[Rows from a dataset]
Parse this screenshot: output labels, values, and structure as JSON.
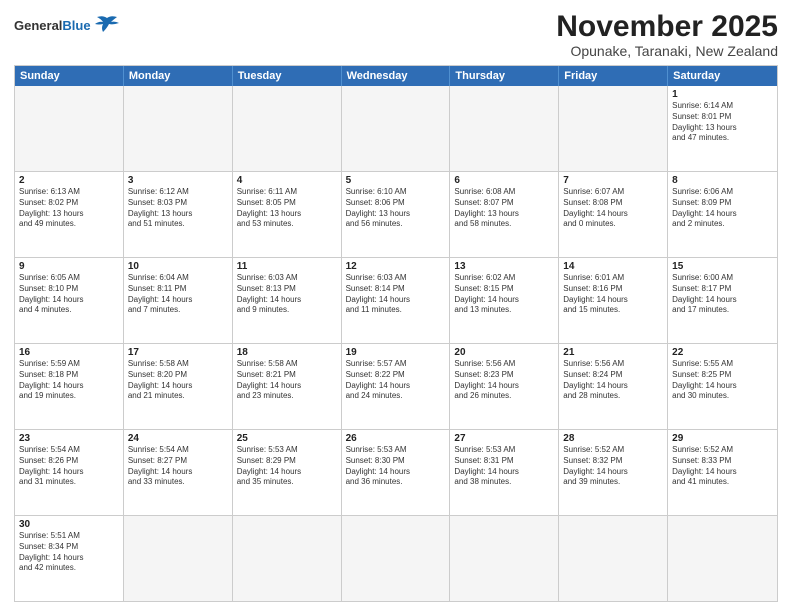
{
  "header": {
    "logo_general": "General",
    "logo_blue": "Blue",
    "title": "November 2025",
    "subtitle": "Opunake, Taranaki, New Zealand"
  },
  "calendar": {
    "days": [
      "Sunday",
      "Monday",
      "Tuesday",
      "Wednesday",
      "Thursday",
      "Friday",
      "Saturday"
    ],
    "rows": [
      [
        {
          "day": "",
          "text": ""
        },
        {
          "day": "",
          "text": ""
        },
        {
          "day": "",
          "text": ""
        },
        {
          "day": "",
          "text": ""
        },
        {
          "day": "",
          "text": ""
        },
        {
          "day": "",
          "text": ""
        },
        {
          "day": "1",
          "text": "Sunrise: 6:14 AM\nSunset: 8:01 PM\nDaylight: 13 hours\nand 47 minutes."
        }
      ],
      [
        {
          "day": "2",
          "text": "Sunrise: 6:13 AM\nSunset: 8:02 PM\nDaylight: 13 hours\nand 49 minutes."
        },
        {
          "day": "3",
          "text": "Sunrise: 6:12 AM\nSunset: 8:03 PM\nDaylight: 13 hours\nand 51 minutes."
        },
        {
          "day": "4",
          "text": "Sunrise: 6:11 AM\nSunset: 8:05 PM\nDaylight: 13 hours\nand 53 minutes."
        },
        {
          "day": "5",
          "text": "Sunrise: 6:10 AM\nSunset: 8:06 PM\nDaylight: 13 hours\nand 56 minutes."
        },
        {
          "day": "6",
          "text": "Sunrise: 6:08 AM\nSunset: 8:07 PM\nDaylight: 13 hours\nand 58 minutes."
        },
        {
          "day": "7",
          "text": "Sunrise: 6:07 AM\nSunset: 8:08 PM\nDaylight: 14 hours\nand 0 minutes."
        },
        {
          "day": "8",
          "text": "Sunrise: 6:06 AM\nSunset: 8:09 PM\nDaylight: 14 hours\nand 2 minutes."
        }
      ],
      [
        {
          "day": "9",
          "text": "Sunrise: 6:05 AM\nSunset: 8:10 PM\nDaylight: 14 hours\nand 4 minutes."
        },
        {
          "day": "10",
          "text": "Sunrise: 6:04 AM\nSunset: 8:11 PM\nDaylight: 14 hours\nand 7 minutes."
        },
        {
          "day": "11",
          "text": "Sunrise: 6:03 AM\nSunset: 8:13 PM\nDaylight: 14 hours\nand 9 minutes."
        },
        {
          "day": "12",
          "text": "Sunrise: 6:03 AM\nSunset: 8:14 PM\nDaylight: 14 hours\nand 11 minutes."
        },
        {
          "day": "13",
          "text": "Sunrise: 6:02 AM\nSunset: 8:15 PM\nDaylight: 14 hours\nand 13 minutes."
        },
        {
          "day": "14",
          "text": "Sunrise: 6:01 AM\nSunset: 8:16 PM\nDaylight: 14 hours\nand 15 minutes."
        },
        {
          "day": "15",
          "text": "Sunrise: 6:00 AM\nSunset: 8:17 PM\nDaylight: 14 hours\nand 17 minutes."
        }
      ],
      [
        {
          "day": "16",
          "text": "Sunrise: 5:59 AM\nSunset: 8:18 PM\nDaylight: 14 hours\nand 19 minutes."
        },
        {
          "day": "17",
          "text": "Sunrise: 5:58 AM\nSunset: 8:20 PM\nDaylight: 14 hours\nand 21 minutes."
        },
        {
          "day": "18",
          "text": "Sunrise: 5:58 AM\nSunset: 8:21 PM\nDaylight: 14 hours\nand 23 minutes."
        },
        {
          "day": "19",
          "text": "Sunrise: 5:57 AM\nSunset: 8:22 PM\nDaylight: 14 hours\nand 24 minutes."
        },
        {
          "day": "20",
          "text": "Sunrise: 5:56 AM\nSunset: 8:23 PM\nDaylight: 14 hours\nand 26 minutes."
        },
        {
          "day": "21",
          "text": "Sunrise: 5:56 AM\nSunset: 8:24 PM\nDaylight: 14 hours\nand 28 minutes."
        },
        {
          "day": "22",
          "text": "Sunrise: 5:55 AM\nSunset: 8:25 PM\nDaylight: 14 hours\nand 30 minutes."
        }
      ],
      [
        {
          "day": "23",
          "text": "Sunrise: 5:54 AM\nSunset: 8:26 PM\nDaylight: 14 hours\nand 31 minutes."
        },
        {
          "day": "24",
          "text": "Sunrise: 5:54 AM\nSunset: 8:27 PM\nDaylight: 14 hours\nand 33 minutes."
        },
        {
          "day": "25",
          "text": "Sunrise: 5:53 AM\nSunset: 8:29 PM\nDaylight: 14 hours\nand 35 minutes."
        },
        {
          "day": "26",
          "text": "Sunrise: 5:53 AM\nSunset: 8:30 PM\nDaylight: 14 hours\nand 36 minutes."
        },
        {
          "day": "27",
          "text": "Sunrise: 5:53 AM\nSunset: 8:31 PM\nDaylight: 14 hours\nand 38 minutes."
        },
        {
          "day": "28",
          "text": "Sunrise: 5:52 AM\nSunset: 8:32 PM\nDaylight: 14 hours\nand 39 minutes."
        },
        {
          "day": "29",
          "text": "Sunrise: 5:52 AM\nSunset: 8:33 PM\nDaylight: 14 hours\nand 41 minutes."
        }
      ],
      [
        {
          "day": "30",
          "text": "Sunrise: 5:51 AM\nSunset: 8:34 PM\nDaylight: 14 hours\nand 42 minutes."
        },
        {
          "day": "",
          "text": ""
        },
        {
          "day": "",
          "text": ""
        },
        {
          "day": "",
          "text": ""
        },
        {
          "day": "",
          "text": ""
        },
        {
          "day": "",
          "text": ""
        },
        {
          "day": "",
          "text": ""
        }
      ]
    ]
  }
}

• What the exercise asks:
From the material above, reproduce everything verbatim except the pictures.

• Full solution:
Parse this screenshot: output labels, values, and structure as JSON.
{
  "header": {
    "logo_general": "General",
    "logo_blue": "Blue",
    "title": "November 2025",
    "subtitle": "Opunake, Taranaki, New Zealand"
  },
  "calendar": {
    "days": [
      "Sunday",
      "Monday",
      "Tuesday",
      "Wednesday",
      "Thursday",
      "Friday",
      "Saturday"
    ],
    "rows": [
      [
        {
          "day": "",
          "text": ""
        },
        {
          "day": "",
          "text": ""
        },
        {
          "day": "",
          "text": ""
        },
        {
          "day": "",
          "text": ""
        },
        {
          "day": "",
          "text": ""
        },
        {
          "day": "",
          "text": ""
        },
        {
          "day": "1",
          "text": "Sunrise: 6:14 AM\nSunset: 8:01 PM\nDaylight: 13 hours\nand 47 minutes."
        }
      ],
      [
        {
          "day": "2",
          "text": "Sunrise: 6:13 AM\nSunset: 8:02 PM\nDaylight: 13 hours\nand 49 minutes."
        },
        {
          "day": "3",
          "text": "Sunrise: 6:12 AM\nSunset: 8:03 PM\nDaylight: 13 hours\nand 51 minutes."
        },
        {
          "day": "4",
          "text": "Sunrise: 6:11 AM\nSunset: 8:05 PM\nDaylight: 13 hours\nand 53 minutes."
        },
        {
          "day": "5",
          "text": "Sunrise: 6:10 AM\nSunset: 8:06 PM\nDaylight: 13 hours\nand 56 minutes."
        },
        {
          "day": "6",
          "text": "Sunrise: 6:08 AM\nSunset: 8:07 PM\nDaylight: 13 hours\nand 58 minutes."
        },
        {
          "day": "7",
          "text": "Sunrise: 6:07 AM\nSunset: 8:08 PM\nDaylight: 14 hours\nand 0 minutes."
        },
        {
          "day": "8",
          "text": "Sunrise: 6:06 AM\nSunset: 8:09 PM\nDaylight: 14 hours\nand 2 minutes."
        }
      ],
      [
        {
          "day": "9",
          "text": "Sunrise: 6:05 AM\nSunset: 8:10 PM\nDaylight: 14 hours\nand 4 minutes."
        },
        {
          "day": "10",
          "text": "Sunrise: 6:04 AM\nSunset: 8:11 PM\nDaylight: 14 hours\nand 7 minutes."
        },
        {
          "day": "11",
          "text": "Sunrise: 6:03 AM\nSunset: 8:13 PM\nDaylight: 14 hours\nand 9 minutes."
        },
        {
          "day": "12",
          "text": "Sunrise: 6:03 AM\nSunset: 8:14 PM\nDaylight: 14 hours\nand 11 minutes."
        },
        {
          "day": "13",
          "text": "Sunrise: 6:02 AM\nSunset: 8:15 PM\nDaylight: 14 hours\nand 13 minutes."
        },
        {
          "day": "14",
          "text": "Sunrise: 6:01 AM\nSunset: 8:16 PM\nDaylight: 14 hours\nand 15 minutes."
        },
        {
          "day": "15",
          "text": "Sunrise: 6:00 AM\nSunset: 8:17 PM\nDaylight: 14 hours\nand 17 minutes."
        }
      ],
      [
        {
          "day": "16",
          "text": "Sunrise: 5:59 AM\nSunset: 8:18 PM\nDaylight: 14 hours\nand 19 minutes."
        },
        {
          "day": "17",
          "text": "Sunrise: 5:58 AM\nSunset: 8:20 PM\nDaylight: 14 hours\nand 21 minutes."
        },
        {
          "day": "18",
          "text": "Sunrise: 5:58 AM\nSunset: 8:21 PM\nDaylight: 14 hours\nand 23 minutes."
        },
        {
          "day": "19",
          "text": "Sunrise: 5:57 AM\nSunset: 8:22 PM\nDaylight: 14 hours\nand 24 minutes."
        },
        {
          "day": "20",
          "text": "Sunrise: 5:56 AM\nSunset: 8:23 PM\nDaylight: 14 hours\nand 26 minutes."
        },
        {
          "day": "21",
          "text": "Sunrise: 5:56 AM\nSunset: 8:24 PM\nDaylight: 14 hours\nand 28 minutes."
        },
        {
          "day": "22",
          "text": "Sunrise: 5:55 AM\nSunset: 8:25 PM\nDaylight: 14 hours\nand 30 minutes."
        }
      ],
      [
        {
          "day": "23",
          "text": "Sunrise: 5:54 AM\nSunset: 8:26 PM\nDaylight: 14 hours\nand 31 minutes."
        },
        {
          "day": "24",
          "text": "Sunrise: 5:54 AM\nSunset: 8:27 PM\nDaylight: 14 hours\nand 33 minutes."
        },
        {
          "day": "25",
          "text": "Sunrise: 5:53 AM\nSunset: 8:29 PM\nDaylight: 14 hours\nand 35 minutes."
        },
        {
          "day": "26",
          "text": "Sunrise: 5:53 AM\nSunset: 8:30 PM\nDaylight: 14 hours\nand 36 minutes."
        },
        {
          "day": "27",
          "text": "Sunrise: 5:53 AM\nSunset: 8:31 PM\nDaylight: 14 hours\nand 38 minutes."
        },
        {
          "day": "28",
          "text": "Sunrise: 5:52 AM\nSunset: 8:32 PM\nDaylight: 14 hours\nand 39 minutes."
        },
        {
          "day": "29",
          "text": "Sunrise: 5:52 AM\nSunset: 8:33 PM\nDaylight: 14 hours\nand 41 minutes."
        }
      ],
      [
        {
          "day": "30",
          "text": "Sunrise: 5:51 AM\nSunset: 8:34 PM\nDaylight: 14 hours\nand 42 minutes."
        },
        {
          "day": "",
          "text": ""
        },
        {
          "day": "",
          "text": ""
        },
        {
          "day": "",
          "text": ""
        },
        {
          "day": "",
          "text": ""
        },
        {
          "day": "",
          "text": ""
        },
        {
          "day": "",
          "text": ""
        }
      ]
    ]
  }
}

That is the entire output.